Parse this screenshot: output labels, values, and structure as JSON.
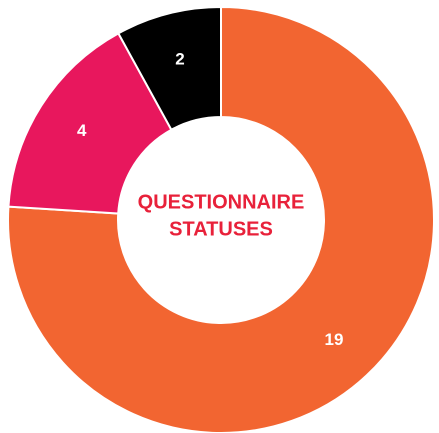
{
  "chart_data": {
    "type": "donut",
    "title_lines": [
      "QUESTIONNAIRE",
      "STATUSES"
    ],
    "values": [
      19,
      4,
      2
    ],
    "colors": [
      "#f26531",
      "#e8175d",
      "#000000"
    ]
  }
}
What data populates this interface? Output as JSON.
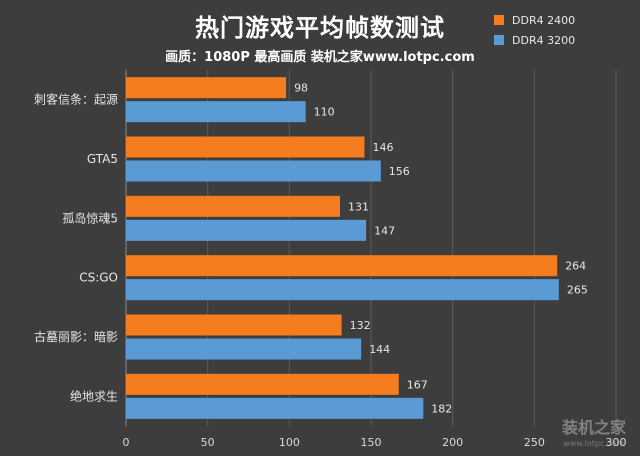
{
  "chart_data": {
    "type": "bar",
    "orientation": "horizontal",
    "title": "热门游戏平均帧数测试",
    "subtitle": "画质：1080P 最高画质 装机之家www.lotpc.com",
    "categories": [
      "刺客信条：起源",
      "GTA5",
      "孤岛惊魂5",
      "CS:GO",
      "古墓丽影：暗影",
      "绝地求生"
    ],
    "series": [
      {
        "name": "DDR4 2400",
        "color": "#f57c1f",
        "values": [
          98,
          146,
          131,
          264,
          132,
          167
        ]
      },
      {
        "name": "DDR4 3200",
        "color": "#5b9bd5",
        "values": [
          110,
          156,
          147,
          265,
          144,
          182
        ]
      }
    ],
    "xlim": [
      0,
      300
    ],
    "x_ticks": [
      0,
      50,
      100,
      150,
      200,
      250,
      300
    ],
    "legend_position": "top-right",
    "grid": true
  },
  "watermark": {
    "text": "装机之家",
    "url": "www.lotpc.com"
  }
}
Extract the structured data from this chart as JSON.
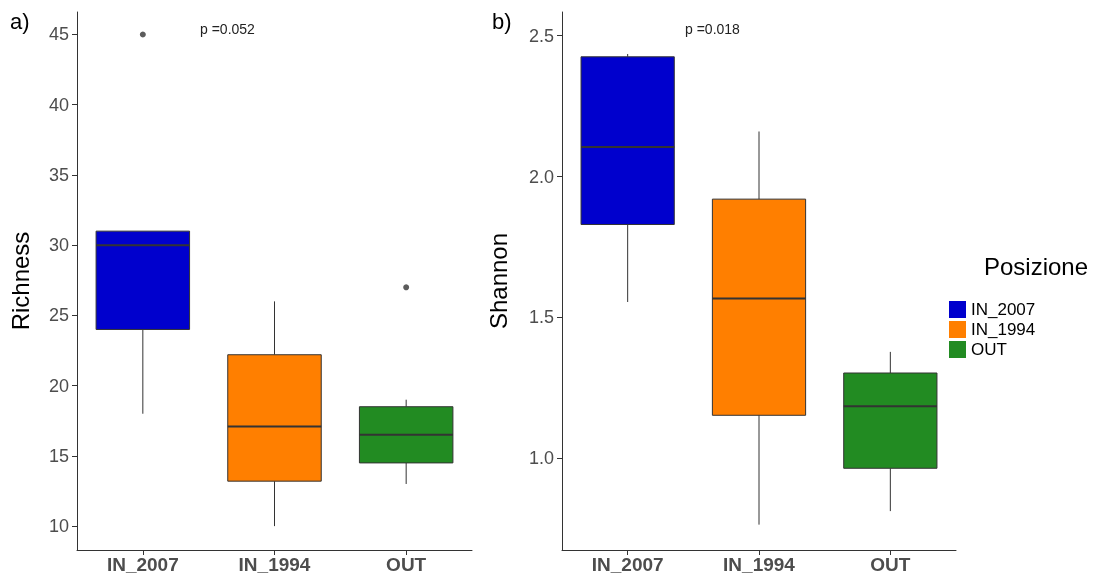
{
  "chart_data": [
    {
      "type": "box",
      "title": "a)",
      "ylabel": "Richness",
      "categories": [
        "IN_2007",
        "IN_1994",
        "OUT"
      ],
      "colors": [
        "#0000cd",
        "#ff7f00",
        "#228b22"
      ],
      "boxes": [
        {
          "low": 18,
          "q1": 24,
          "median": 30,
          "q3": 31,
          "high": 31,
          "outliers": [
            45
          ]
        },
        {
          "low": 10,
          "q1": 13.2,
          "median": 17.1,
          "q3": 22.2,
          "high": 26
        },
        {
          "low": 13,
          "q1": 14.5,
          "median": 16.5,
          "q3": 18.5,
          "high": 19,
          "outliers": [
            27
          ]
        }
      ],
      "ylim": [
        8.3,
        46.6
      ],
      "yticks": [
        10,
        15,
        20,
        25,
        30,
        35,
        40,
        45
      ],
      "grid": false,
      "legend": false,
      "annotations": [
        "p =0.052"
      ]
    },
    {
      "type": "box",
      "title": "b)",
      "ylabel": "Shannon",
      "legend_title": "Posizione",
      "categories": [
        "IN_2007",
        "IN_1994",
        "OUT"
      ],
      "series": [
        {
          "name": "IN_2007",
          "color": "#0000cd",
          "boxes": [
            {
              "low": 1.555,
              "q1": 1.83,
              "median": 2.105,
              "q3": 2.425,
              "high": 2.435
            },
            null,
            null
          ]
        },
        {
          "name": "IN_1994",
          "color": "#ff7f00",
          "boxes": [
            null,
            {
              "low": 0.765,
              "q1": 1.153,
              "median": 1.567,
              "q3": 1.92,
              "high": 2.16
            },
            null
          ]
        },
        {
          "name": "OUT",
          "color": "#228b22",
          "boxes": [
            null,
            null,
            {
              "low": 0.813,
              "q1": 0.965,
              "median": 1.185,
              "q3": 1.303,
              "high": 1.378
            }
          ]
        }
      ],
      "ylim": [
        0.675,
        2.584
      ],
      "yticks": [
        {
          "value": 1,
          "label": "1.0"
        },
        1.5,
        {
          "value": 2,
          "label": "2.0"
        },
        2.5
      ],
      "grid": false,
      "legend": "right",
      "annotations": [
        "p =0.018"
      ]
    }
  ]
}
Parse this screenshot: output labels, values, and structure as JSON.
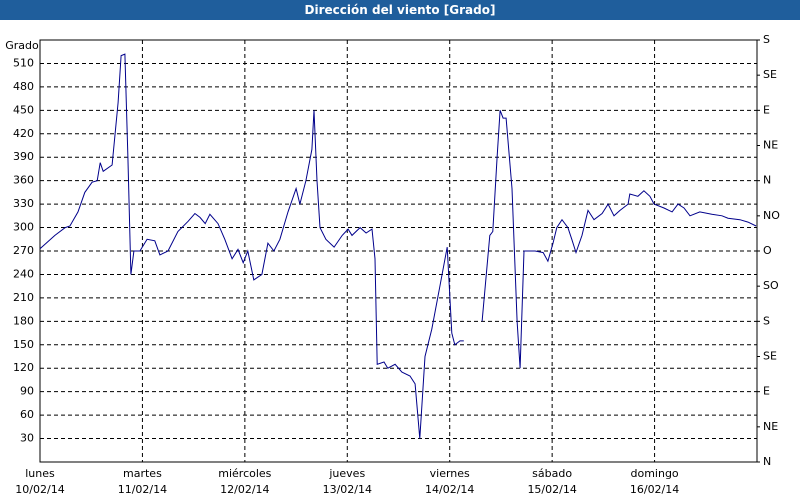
════════════════════
TASK DESCRIPTION: Reproduce the entries above without change, omitting all pictures.

OUTPUT BELOW:
Parse this screenshot: output labels, values, and structure as JSON.
{
  "chart_data": {
    "type": "donut",
    "title_lines": [
      "QUESTIONNAIRE",
      "STATUSES"
    ],
    "values": [
      19,
      4,
      2
    ],
    "colors": [
      "#f26531",
      "#e8175d",
      "#000000"
    ]
  }
}
What data populates this interface? Output as JSON.
{
  "chart_data": {
    "type": "bar",
    "orientation": "horizontal",
    "title": "热门游戏平均帧数测试",
    "subtitle": "画质：1080P 最高画质 装机之家www.lotpc.com",
    "categories": [
      "刺客信条：起源",
      "GTA5",
      "孤岛惊魂5",
      "CS:GO",
      "古墓丽影：暗影",
      "绝地求生"
    ],
    "series": [
      {
        "name": "DDR4 2400",
        "color": "#f57c1f",
        "values": [
          98,
          146,
          131,
          264,
          132,
          167
        ]
      },
      {
        "name": "DDR4 3200",
        "color": "#5b9bd5",
        "values": [
          110,
          156,
          147,
          265,
          144,
          182
        ]
      }
    ],
    "xlim": [
      0,
      300
    ],
    "x_ticks": [
      0,
      50,
      100,
      150,
      200,
      250,
      300
    ],
    "legend_position": "top-right",
    "grid": true
  },
  "watermark": {
    "text": "装机之家",
    "url": "www.lotpc.com"
  }
}
Extract the structured data from this chart as JSON.
{
  "chart_data": [
    {
      "type": "box",
      "title": "a)",
      "ylabel": "Richness",
      "categories": [
        "IN_2007",
        "IN_1994",
        "OUT"
      ],
      "colors": [
        "#0000cd",
        "#ff7f00",
        "#228b22"
      ],
      "boxes": [
        {
          "low": 18,
          "q1": 24,
          "median": 30,
          "q3": 31,
          "high": 31,
          "outliers": [
            45
          ]
        },
        {
          "low": 10,
          "q1": 13.2,
          "median": 17.1,
          "q3": 22.2,
          "high": 26
        },
        {
          "low": 13,
          "q1": 14.5,
          "median": 16.5,
          "q3": 18.5,
          "high": 19,
          "outliers": [
            27
          ]
        }
      ],
      "ylim": [
        8.3,
        46.6
      ],
      "yticks": [
        10,
        15,
        20,
        25,
        30,
        35,
        40,
        45
      ],
      "grid": false,
      "legend": false,
      "annotations": [
        "p =0.052"
      ]
    },
    {
      "type": "box",
      "title": "b)",
      "ylabel": "Shannon",
      "legend_title": "Posizione",
      "categories": [
        "IN_2007",
        "IN_1994",
        "OUT"
      ],
      "series": [
        {
          "name": "IN_2007",
          "color": "#0000cd",
          "boxes": [
            {
              "low": 1.555,
              "q1": 1.83,
              "median": 2.105,
              "q3": 2.425,
              "high": 2.435
            },
            null,
            null
          ]
        },
        {
          "name": "IN_1994",
          "color": "#ff7f00",
          "boxes": [
            null,
            {
              "low": 0.765,
              "q1": 1.153,
              "median": 1.567,
              "q3": 1.92,
              "high": 2.16
            },
            null
          ]
        },
        {
          "name": "OUT",
          "color": "#228b22",
          "boxes": [
            null,
            null,
            {
              "low": 0.813,
              "q1": 0.965,
              "median": 1.185,
              "q3": 1.303,
              "high": 1.378
            }
          ]
        }
      ],
      "ylim": [
        0.675,
        2.584
      ],
      "yticks": [
        {
          "value": 1,
          "label": "1.0"
        },
        1.5,
        {
          "value": 2,
          "label": "2.0"
        },
        2.5
      ],
      "grid": false,
      "legend": "right",
      "annotations": [
        "p =0.018"
      ]
    }
  ]
}
Parse this screenshot: output labels, values, and structure as JSON.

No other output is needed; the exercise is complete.